Instructions for the task →
Find the lines holding "this" and copy them.

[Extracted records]
start
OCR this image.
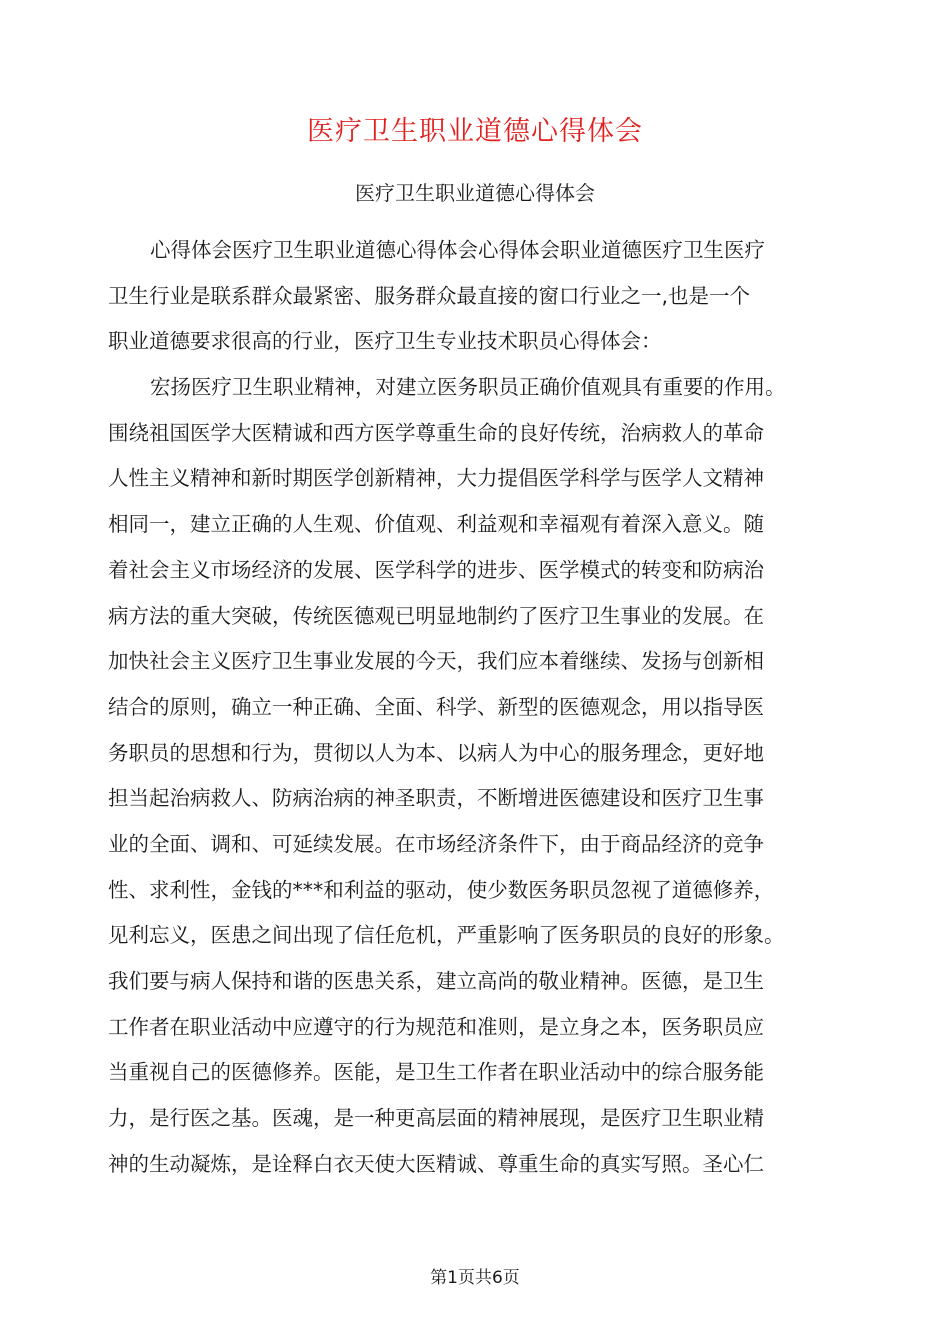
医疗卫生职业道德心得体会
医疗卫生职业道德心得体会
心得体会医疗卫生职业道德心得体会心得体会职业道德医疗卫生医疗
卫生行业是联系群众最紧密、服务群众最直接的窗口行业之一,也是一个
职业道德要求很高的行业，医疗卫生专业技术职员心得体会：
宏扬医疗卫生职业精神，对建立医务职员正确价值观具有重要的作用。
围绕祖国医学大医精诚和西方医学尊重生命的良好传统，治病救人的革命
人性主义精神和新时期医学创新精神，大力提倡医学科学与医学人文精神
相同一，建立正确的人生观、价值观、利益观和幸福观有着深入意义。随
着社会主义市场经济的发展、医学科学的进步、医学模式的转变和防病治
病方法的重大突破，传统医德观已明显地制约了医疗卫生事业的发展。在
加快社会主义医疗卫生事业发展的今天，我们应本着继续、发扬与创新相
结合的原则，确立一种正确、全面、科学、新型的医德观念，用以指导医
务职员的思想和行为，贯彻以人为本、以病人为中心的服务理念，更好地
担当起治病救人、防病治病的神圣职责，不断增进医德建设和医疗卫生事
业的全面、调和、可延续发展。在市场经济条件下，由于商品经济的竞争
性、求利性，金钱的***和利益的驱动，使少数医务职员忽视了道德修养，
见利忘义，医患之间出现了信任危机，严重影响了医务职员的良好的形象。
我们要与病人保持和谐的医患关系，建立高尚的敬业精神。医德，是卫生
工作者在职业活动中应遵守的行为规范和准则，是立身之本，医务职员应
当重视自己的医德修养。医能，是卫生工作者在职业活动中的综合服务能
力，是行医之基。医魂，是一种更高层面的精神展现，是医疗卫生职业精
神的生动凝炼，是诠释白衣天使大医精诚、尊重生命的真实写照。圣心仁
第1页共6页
end
start
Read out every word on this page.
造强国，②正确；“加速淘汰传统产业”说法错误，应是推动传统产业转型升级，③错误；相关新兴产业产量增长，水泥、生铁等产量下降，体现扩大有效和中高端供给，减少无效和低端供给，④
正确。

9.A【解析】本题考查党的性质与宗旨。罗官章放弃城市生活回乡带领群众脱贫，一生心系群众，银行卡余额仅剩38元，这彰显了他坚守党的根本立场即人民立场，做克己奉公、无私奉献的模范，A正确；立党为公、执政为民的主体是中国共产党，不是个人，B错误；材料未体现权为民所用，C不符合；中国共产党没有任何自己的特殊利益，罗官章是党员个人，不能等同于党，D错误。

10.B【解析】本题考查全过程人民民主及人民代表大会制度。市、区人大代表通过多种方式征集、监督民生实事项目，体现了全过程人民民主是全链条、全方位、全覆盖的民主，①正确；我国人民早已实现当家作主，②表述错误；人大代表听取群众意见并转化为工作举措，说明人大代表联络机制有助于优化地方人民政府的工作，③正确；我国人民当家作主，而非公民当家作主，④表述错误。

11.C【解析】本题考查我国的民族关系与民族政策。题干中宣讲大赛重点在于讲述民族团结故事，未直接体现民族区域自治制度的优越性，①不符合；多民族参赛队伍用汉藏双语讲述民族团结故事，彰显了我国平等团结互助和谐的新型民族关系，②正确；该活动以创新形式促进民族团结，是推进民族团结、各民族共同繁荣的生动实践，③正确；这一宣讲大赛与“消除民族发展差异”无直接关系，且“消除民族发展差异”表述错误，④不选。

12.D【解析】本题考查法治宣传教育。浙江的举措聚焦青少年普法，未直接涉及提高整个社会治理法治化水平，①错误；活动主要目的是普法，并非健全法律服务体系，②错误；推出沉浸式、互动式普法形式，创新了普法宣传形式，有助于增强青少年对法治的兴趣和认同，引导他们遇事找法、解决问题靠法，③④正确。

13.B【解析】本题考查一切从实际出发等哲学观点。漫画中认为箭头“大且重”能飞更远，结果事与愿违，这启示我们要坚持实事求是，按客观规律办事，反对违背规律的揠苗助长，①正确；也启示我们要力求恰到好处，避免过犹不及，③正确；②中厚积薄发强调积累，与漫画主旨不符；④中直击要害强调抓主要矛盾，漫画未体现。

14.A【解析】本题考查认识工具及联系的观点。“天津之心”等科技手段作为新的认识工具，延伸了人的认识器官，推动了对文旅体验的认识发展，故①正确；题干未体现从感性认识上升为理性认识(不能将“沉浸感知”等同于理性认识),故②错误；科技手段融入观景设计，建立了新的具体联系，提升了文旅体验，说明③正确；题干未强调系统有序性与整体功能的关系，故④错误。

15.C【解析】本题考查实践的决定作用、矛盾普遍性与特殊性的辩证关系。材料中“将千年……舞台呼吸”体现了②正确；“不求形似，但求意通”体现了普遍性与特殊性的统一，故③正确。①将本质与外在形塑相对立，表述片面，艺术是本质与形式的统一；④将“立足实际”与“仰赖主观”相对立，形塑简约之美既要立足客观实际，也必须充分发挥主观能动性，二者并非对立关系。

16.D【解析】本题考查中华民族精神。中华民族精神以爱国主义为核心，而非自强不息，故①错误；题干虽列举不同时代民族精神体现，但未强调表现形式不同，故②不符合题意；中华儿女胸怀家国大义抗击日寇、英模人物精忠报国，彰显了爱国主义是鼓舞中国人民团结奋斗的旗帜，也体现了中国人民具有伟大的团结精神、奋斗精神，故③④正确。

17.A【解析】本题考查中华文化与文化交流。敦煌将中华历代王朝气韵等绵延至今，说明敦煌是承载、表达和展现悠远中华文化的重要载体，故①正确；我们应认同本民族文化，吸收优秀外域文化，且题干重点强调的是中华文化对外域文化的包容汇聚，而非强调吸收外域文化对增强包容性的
end
Answer in full →
OCR this image.
Read out every word on this page.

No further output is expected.